*WRITTEN REQUEST*: Transcribe all records exactly.
━━━━
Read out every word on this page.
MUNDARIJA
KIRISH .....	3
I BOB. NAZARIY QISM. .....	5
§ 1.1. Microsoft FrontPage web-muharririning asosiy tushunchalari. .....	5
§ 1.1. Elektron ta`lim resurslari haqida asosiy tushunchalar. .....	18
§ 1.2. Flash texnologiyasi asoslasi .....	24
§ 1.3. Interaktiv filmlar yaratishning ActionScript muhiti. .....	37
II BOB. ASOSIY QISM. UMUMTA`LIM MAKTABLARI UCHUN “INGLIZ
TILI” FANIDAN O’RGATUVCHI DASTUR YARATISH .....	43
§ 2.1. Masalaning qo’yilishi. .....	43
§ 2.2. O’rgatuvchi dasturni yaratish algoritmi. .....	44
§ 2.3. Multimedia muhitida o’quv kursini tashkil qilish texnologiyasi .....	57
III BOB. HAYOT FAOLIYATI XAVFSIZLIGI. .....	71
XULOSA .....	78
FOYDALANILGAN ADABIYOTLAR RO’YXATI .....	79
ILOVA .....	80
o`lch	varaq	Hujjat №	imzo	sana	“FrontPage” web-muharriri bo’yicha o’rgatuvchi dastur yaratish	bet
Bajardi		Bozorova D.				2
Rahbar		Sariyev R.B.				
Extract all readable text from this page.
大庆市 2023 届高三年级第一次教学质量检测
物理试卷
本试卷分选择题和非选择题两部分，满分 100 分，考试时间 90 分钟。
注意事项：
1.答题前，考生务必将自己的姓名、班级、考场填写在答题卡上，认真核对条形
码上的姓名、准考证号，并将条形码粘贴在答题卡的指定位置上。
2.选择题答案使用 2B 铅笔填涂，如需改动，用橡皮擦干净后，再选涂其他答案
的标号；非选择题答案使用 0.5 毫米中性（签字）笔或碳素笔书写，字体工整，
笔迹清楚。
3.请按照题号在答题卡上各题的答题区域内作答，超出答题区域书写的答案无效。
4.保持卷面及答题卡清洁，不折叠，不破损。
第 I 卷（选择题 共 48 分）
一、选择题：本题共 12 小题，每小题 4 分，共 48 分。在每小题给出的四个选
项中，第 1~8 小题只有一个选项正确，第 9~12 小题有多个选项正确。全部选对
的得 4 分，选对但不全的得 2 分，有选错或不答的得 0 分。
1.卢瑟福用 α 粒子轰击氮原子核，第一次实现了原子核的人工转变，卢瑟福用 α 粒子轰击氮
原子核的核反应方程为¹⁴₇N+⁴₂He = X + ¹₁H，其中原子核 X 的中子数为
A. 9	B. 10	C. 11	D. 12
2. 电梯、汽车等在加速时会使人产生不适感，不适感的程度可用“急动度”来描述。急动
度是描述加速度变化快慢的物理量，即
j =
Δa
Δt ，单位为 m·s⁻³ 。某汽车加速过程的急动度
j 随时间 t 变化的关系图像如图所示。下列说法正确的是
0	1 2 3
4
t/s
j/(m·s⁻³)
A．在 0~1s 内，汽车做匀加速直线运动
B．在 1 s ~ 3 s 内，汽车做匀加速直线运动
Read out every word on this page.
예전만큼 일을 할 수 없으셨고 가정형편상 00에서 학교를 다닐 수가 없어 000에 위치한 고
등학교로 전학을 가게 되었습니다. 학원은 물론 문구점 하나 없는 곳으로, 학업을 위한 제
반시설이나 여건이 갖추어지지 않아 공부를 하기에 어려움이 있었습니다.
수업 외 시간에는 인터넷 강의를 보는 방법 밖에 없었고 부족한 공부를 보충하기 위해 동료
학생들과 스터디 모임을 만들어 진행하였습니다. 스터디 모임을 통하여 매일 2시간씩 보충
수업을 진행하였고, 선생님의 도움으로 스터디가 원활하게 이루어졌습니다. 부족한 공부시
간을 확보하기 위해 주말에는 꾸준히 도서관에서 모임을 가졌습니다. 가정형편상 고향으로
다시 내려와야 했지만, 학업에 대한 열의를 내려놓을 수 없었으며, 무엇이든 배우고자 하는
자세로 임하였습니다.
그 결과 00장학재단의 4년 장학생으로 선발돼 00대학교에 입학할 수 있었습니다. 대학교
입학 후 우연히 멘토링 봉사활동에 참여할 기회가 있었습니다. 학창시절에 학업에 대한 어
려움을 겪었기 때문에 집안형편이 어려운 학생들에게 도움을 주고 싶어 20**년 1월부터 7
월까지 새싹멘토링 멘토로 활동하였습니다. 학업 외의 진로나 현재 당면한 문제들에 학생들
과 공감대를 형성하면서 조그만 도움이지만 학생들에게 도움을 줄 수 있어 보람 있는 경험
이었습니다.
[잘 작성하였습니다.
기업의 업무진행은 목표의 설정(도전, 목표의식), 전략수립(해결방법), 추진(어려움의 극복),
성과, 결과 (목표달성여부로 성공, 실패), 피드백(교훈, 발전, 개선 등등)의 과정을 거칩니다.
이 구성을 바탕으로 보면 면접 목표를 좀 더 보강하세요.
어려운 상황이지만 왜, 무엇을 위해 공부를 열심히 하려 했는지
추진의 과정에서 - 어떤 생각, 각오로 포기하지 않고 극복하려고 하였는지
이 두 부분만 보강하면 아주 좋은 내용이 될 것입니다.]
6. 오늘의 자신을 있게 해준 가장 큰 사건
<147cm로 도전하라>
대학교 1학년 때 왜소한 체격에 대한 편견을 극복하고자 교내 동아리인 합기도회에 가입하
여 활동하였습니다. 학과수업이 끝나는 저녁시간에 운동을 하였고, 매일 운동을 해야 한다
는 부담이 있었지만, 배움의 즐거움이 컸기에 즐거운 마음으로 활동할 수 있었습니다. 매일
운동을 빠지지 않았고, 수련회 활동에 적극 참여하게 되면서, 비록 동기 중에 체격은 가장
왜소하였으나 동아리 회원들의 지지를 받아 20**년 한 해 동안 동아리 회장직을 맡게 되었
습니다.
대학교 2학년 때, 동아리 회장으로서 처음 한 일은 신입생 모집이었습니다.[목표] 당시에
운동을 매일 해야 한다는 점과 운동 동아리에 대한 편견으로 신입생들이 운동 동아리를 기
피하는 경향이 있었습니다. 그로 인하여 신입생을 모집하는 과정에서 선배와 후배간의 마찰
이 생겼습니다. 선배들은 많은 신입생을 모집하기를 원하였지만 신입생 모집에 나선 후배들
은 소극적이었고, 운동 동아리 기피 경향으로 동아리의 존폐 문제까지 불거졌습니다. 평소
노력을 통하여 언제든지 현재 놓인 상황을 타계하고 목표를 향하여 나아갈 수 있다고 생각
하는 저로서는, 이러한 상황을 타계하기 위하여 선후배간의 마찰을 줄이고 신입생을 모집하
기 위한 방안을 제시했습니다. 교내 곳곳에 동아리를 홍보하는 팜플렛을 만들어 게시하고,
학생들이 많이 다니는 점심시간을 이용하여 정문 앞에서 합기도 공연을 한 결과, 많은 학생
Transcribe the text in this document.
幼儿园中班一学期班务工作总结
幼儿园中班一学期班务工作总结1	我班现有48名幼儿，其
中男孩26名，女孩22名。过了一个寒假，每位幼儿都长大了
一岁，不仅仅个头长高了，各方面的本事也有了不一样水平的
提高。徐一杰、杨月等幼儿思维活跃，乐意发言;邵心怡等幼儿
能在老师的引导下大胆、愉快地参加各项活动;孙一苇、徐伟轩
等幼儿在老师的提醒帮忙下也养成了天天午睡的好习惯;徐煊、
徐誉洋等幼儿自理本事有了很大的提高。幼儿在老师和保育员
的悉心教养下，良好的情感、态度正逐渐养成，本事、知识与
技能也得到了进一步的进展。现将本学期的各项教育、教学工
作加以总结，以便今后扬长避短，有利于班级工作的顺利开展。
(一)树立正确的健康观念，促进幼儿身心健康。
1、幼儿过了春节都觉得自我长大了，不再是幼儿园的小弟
━━━━
*TASK RESPONSE*:
Read out every word on this page.
MUNDARIJA
KIRISH .....	3
I BOB. NAZARIY QISM. .....	5
§ 1.1. Microsoft FrontPage web-muharririning asosiy tushunchalari. .....	5
§ 1.1. Elektron ta`lim resurslari haqida asosiy tushunchalar. .....	18
§ 1.2. Flash texnologiyasi asoslasi .....	24
§ 1.3. Interaktiv filmlar yaratishning ActionScript muhiti. .....	37
II BOB. ASOSIY QISM. UMUMTA`LIM MAKTABLARI UCHUN “INGLIZ
TILI” FANIDAN O’RGATUVCHI DASTUR YARATISH .....	43
§ 2.1. Masalaning qo’yilishi. .....	43
§ 2.2. O’rgatuvchi dasturni yaratish algoritmi. .....	44
§ 2.3. Multimedia muhitida o’quv kursini tashkil qilish texnologiyasi .....	57
III BOB. HAYOT FAOLIYATI XAVFSIZLIGI. .....	71
XULOSA .....	78
FOYDALANILGAN ADABIYOTLAR RO’YXATI .....	79
ILOVA .....	80
o`lch	varaq	Hujjat №	imzo	sana	“FrontPage” web-muharriri bo’yicha o’rgatuvchi dastur yaratish	bet
Bajardi		Bozorova D.				2
Rahbar		Sariyev R.B.				
Extract all readable text from this page.
大庆市 2023 届高三年级第一次教学质量检测
物理试卷
本试卷分选择题和非选择题两部分，满分 100 分，考试时间 90 分钟。
注意事项：
1.答题前，考生务必将自己的姓名、班级、考场填写在答题卡上，认真核对条形
码上的姓名、准考证号，并将条形码粘贴在答题卡的指定位置上。
2.选择题答案使用 2B 铅笔填涂，如需改动，用橡皮擦干净后，再选涂其他答案
的标号；非选择题答案使用 0.5 毫米中性（签字）笔或碳素笔书写，字体工整，
笔迹清楚。
3.请按照题号在答题卡上各题的答题区域内作答，超出答题区域书写的答案无效。
4.保持卷面及答题卡清洁，不折叠，不破损。
第 I 卷（选择题 共 48 分）
一、选择题：本题共 12 小题，每小题 4 分，共 48 分。在每小题给出的四个选
项中，第 1~8 小题只有一个选项正确，第 9~12 小题有多个选项正确。全部选对
的得 4 分，选对但不全的得 2 分，有选错或不答的得 0 分。
1.卢瑟福用 α 粒子轰击氮原子核，第一次实现了原子核的人工转变，卢瑟福用 α 粒子轰击氮
原子核的核反应方程为¹⁴₇N+⁴₂He = X + ¹₁H，其中原子核 X 的中子数为
A. 9	B. 10	C. 11	D. 12
2. 电梯、汽车等在加速时会使人产生不适感，不适感的程度可用“急动度”来描述。急动
度是描述加速度变化快慢的物理量，即
j =
Δa
Δt ，单位为 m·s⁻³ 。某汽车加速过程的急动度
j 随时间 t 变化的关系图像如图所示。下列说法正确的是
0	1 2 3
4
t/s
j/(m·s⁻³)
A．在 0~1s 内，汽车做匀加速直线运动
B．在 1 s ~ 3 s 内，汽车做匀加速直线运动
Read out every word on this page.
예전만큼 일을 할 수 없으셨고 가정형편상 00에서 학교를 다닐 수가 없어 000에 위치한 고
등학교로 전학을 가게 되었습니다. 학원은 물론 문구점 하나 없는 곳으로, 학업을 위한 제
반시설이나 여건이 갖추어지지 않아 공부를 하기에 어려움이 있었습니다.
수업 외 시간에는 인터넷 강의를 보는 방법 밖에 없었고 부족한 공부를 보충하기 위해 동료
학생들과 스터디 모임을 만들어 진행하였습니다. 스터디 모임을 통하여 매일 2시간씩 보충
수업을 진행하였고, 선생님의 도움으로 스터디가 원활하게 이루어졌습니다. 부족한 공부시
간을 확보하기 위해 주말에는 꾸준히 도서관에서 모임을 가졌습니다. 가정형편상 고향으로
다시 내려와야 했지만, 학업에 대한 열의를 내려놓을 수 없었으며, 무엇이든 배우고자 하는
자세로 임하였습니다.
그 결과 00장학재단의 4년 장학생으로 선발돼 00대학교에 입학할 수 있었습니다. 대학교
입학 후 우연히 멘토링 봉사활동에 참여할 기회가 있었습니다. 학창시절에 학업에 대한 어
려움을 겪었기 때문에 집안형편이 어려운 학생들에게 도움을 주고 싶어 20**년 1월부터 7
월까지 새싹멘토링 멘토로 활동하였습니다. 학업 외의 진로나 현재 당면한 문제들에 학생들
과 공감대를 형성하면서 조그만 도움이지만 학생들에게 도움을 줄 수 있어 보람 있는 경험
이었습니다.
[잘 작성하였습니다.
기업의 업무진행은 목표의 설정(도전, 목표의식), 전략수립(해결방법), 추진(어려움의 극복),
성과, 결과 (목표달성여부로 성공, 실패), 피드백(교훈, 발전, 개선 등등)의 과정을 거칩니다.
이 구성을 바탕으로 보면 면접 목표를 좀 더 보강하세요.
어려운 상황이지만 왜, 무엇을 위해 공부를 열심히 하려 했는지
추진의 과정에서 - 어떤 생각, 각오로 포기하지 않고 극복하려고 하였는지
이 두 부분만 보강하면 아주 좋은 내용이 될 것입니다.]
6. 오늘의 자신을 있게 해준 가장 큰 사건
<147cm로 도전하라>
대학교 1학년 때 왜소한 체격에 대한 편견을 극복하고자 교내 동아리인 합기도회에 가입하
여 활동하였습니다. 학과수업이 끝나는 저녁시간에 운동을 하였고, 매일 운동을 해야 한다
는 부담이 있었지만, 배움의 즐거움이 컸기에 즐거운 마음으로 활동할 수 있었습니다. 매일
운동을 빠지지 않았고, 수련회 활동에 적극 참여하게 되면서, 비록 동기 중에 체격은 가장
왜소하였으나 동아리 회원들의 지지를 받아 20**년 한 해 동안 동아리 회장직을 맡게 되었
습니다.
대학교 2학년 때, 동아리 회장으로서 처음 한 일은 신입생 모집이었습니다.[목표] 당시에
운동을 매일 해야 한다는 점과 운동 동아리에 대한 편견으로 신입생들이 운동 동아리를 기
피하는 경향이 있었습니다. 그로 인하여 신입생을 모집하는 과정에서 선배와 후배간의 마찰
이 생겼습니다. 선배들은 많은 신입생을 모집하기를 원하였지만 신입생 모집에 나선 후배들
은 소극적이었고, 운동 동아리 기피 경향으로 동아리의 존폐 문제까지 불거졌습니다. 평소
노력을 통하여 언제든지 현재 놓인 상황을 타계하고 목표를 향하여 나아갈 수 있다고 생각
하는 저로서는, 이러한 상황을 타계하기 위하여 선후배간의 마찰을 줄이고 신입생을 모집하
기 위한 방안을 제시했습니다. 교내 곳곳에 동아리를 홍보하는 팜플렛을 만들어 게시하고,
학생들이 많이 다니는 점심시간을 이용하여 정문 앞에서 합기도 공연을 한 결과, 많은 학생
Transcribe the text in this document.
幼儿园中班一学期班务工作总结
幼儿园中班一学期班务工作总结1	我班现有48名幼儿，其
中男孩26名，女孩22名。过了一个寒假，每位幼儿都长大了
一岁，不仅仅个头长高了，各方面的本事也有了不一样水平的
提高。徐一杰、杨月等幼儿思维活跃，乐意发言;邵心怡等幼儿
能在老师的引导下大胆、愉快地参加各项活动;孙一苇、徐伟轩
等幼儿在老师的提醒帮忙下也养成了天天午睡的好习惯;徐煊、
徐誉洋等幼儿自理本事有了很大的提高。幼儿在老师和保育员
的悉心教养下，良好的情感、态度正逐渐养成，本事、知识与
技能也得到了进一步的进展。现将本学期的各项教育、教学工
作加以总结，以便今后扬长避短，有利于班级工作的顺利开展。
(一)树立正确的健康观念，促进幼儿身心健康。
1、幼儿过了春节都觉得自我长大了，不再是幼儿园的小弟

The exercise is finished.